• _Material to process_:
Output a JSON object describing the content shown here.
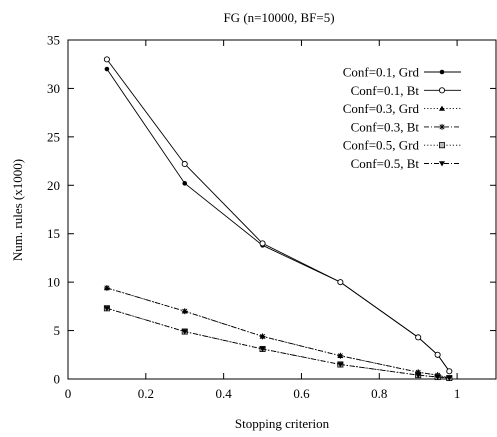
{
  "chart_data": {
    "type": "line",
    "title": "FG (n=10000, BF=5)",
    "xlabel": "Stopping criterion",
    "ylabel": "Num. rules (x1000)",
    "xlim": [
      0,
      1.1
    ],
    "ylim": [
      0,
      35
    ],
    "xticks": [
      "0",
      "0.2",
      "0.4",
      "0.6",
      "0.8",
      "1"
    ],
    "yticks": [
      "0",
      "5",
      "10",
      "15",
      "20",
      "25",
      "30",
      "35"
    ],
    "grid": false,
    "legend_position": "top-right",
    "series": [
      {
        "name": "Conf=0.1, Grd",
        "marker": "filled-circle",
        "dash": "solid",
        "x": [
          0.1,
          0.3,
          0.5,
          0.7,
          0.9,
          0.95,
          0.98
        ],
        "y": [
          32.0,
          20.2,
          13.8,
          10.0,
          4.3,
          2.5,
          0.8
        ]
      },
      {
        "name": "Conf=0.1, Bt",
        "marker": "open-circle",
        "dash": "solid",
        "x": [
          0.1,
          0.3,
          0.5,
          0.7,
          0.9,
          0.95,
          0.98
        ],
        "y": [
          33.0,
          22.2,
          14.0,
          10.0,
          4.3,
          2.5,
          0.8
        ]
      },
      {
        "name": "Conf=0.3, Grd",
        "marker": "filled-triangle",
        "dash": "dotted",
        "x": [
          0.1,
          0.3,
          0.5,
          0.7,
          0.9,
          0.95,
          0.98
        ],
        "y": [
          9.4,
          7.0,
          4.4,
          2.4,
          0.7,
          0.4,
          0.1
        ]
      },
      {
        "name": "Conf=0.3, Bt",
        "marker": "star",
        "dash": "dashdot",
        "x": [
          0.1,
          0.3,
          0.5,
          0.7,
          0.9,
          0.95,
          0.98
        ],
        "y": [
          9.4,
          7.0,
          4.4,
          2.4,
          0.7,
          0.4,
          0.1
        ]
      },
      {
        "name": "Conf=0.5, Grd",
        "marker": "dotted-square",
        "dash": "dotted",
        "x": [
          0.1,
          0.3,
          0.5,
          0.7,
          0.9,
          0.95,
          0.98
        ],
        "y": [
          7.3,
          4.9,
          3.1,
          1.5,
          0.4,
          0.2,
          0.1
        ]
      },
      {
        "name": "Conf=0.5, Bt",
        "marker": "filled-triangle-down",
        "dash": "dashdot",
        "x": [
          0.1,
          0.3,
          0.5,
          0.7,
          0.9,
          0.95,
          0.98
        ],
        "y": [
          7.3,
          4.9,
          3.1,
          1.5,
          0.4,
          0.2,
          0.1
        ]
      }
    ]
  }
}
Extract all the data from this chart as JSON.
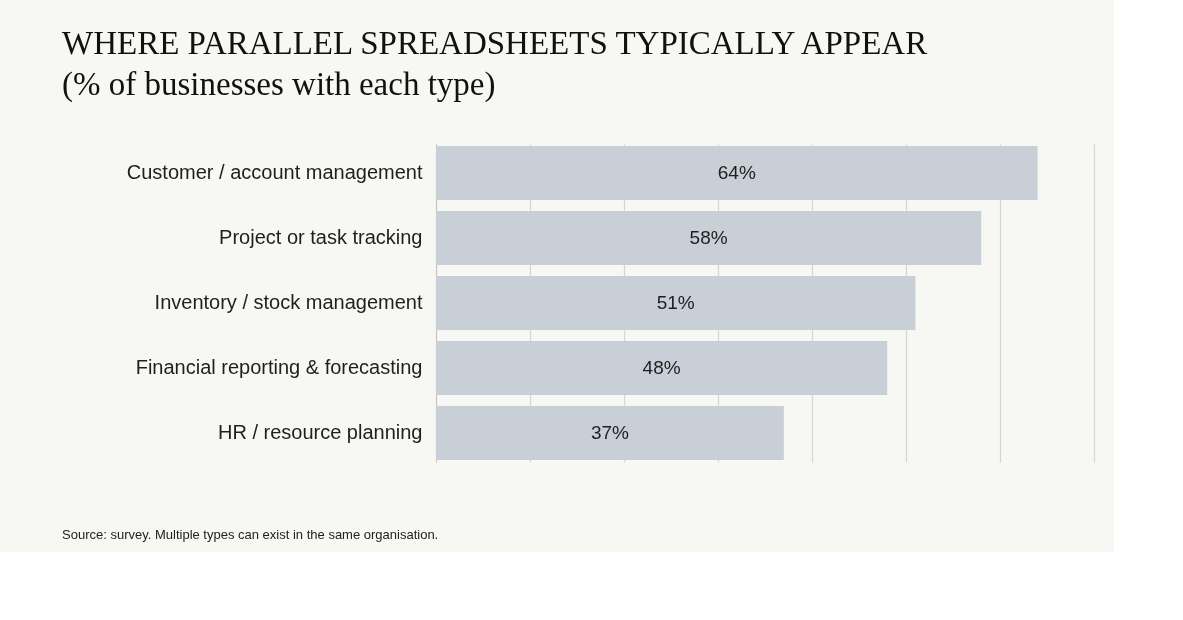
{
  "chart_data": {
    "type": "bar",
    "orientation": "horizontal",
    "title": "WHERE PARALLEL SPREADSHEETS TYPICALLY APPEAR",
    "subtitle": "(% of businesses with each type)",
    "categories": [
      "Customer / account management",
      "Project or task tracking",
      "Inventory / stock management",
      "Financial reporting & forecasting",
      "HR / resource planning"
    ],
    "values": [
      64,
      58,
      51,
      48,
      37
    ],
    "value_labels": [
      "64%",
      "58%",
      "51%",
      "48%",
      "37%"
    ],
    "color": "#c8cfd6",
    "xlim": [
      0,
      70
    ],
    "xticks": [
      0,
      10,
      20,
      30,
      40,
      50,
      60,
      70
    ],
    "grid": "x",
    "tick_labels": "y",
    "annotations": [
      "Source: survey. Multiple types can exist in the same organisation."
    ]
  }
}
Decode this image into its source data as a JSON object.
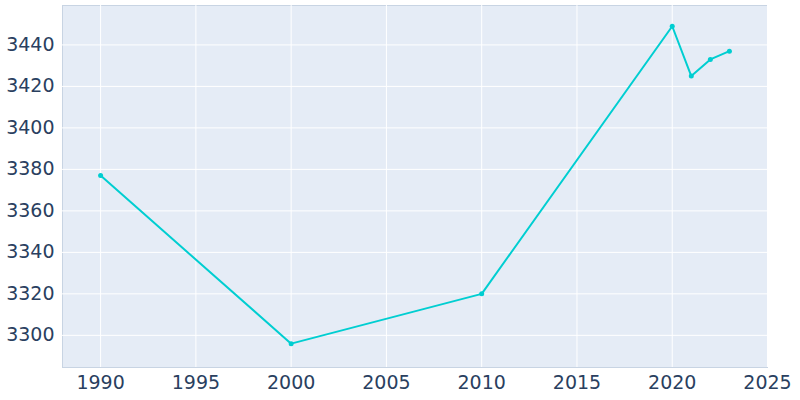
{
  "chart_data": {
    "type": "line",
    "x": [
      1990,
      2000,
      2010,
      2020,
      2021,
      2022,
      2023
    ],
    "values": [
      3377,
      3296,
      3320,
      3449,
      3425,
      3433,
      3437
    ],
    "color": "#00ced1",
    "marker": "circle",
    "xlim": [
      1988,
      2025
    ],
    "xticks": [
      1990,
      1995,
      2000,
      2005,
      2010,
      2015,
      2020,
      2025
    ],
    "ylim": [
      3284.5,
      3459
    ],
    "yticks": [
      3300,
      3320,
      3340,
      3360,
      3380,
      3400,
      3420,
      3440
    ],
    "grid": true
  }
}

• _Task_: Look through the data above. Each line containing the word "Conf" needs to be copied.

• _Answer for the task_:
        "name": "Conf=0.1, Grd",
        "name": "Conf=0.1, Bt",
        "name": "Conf=0.3, Grd",
        "name": "Conf=0.3, Bt",
        "name": "Conf=0.5, Grd",
        "name": "Conf=0.5, Bt",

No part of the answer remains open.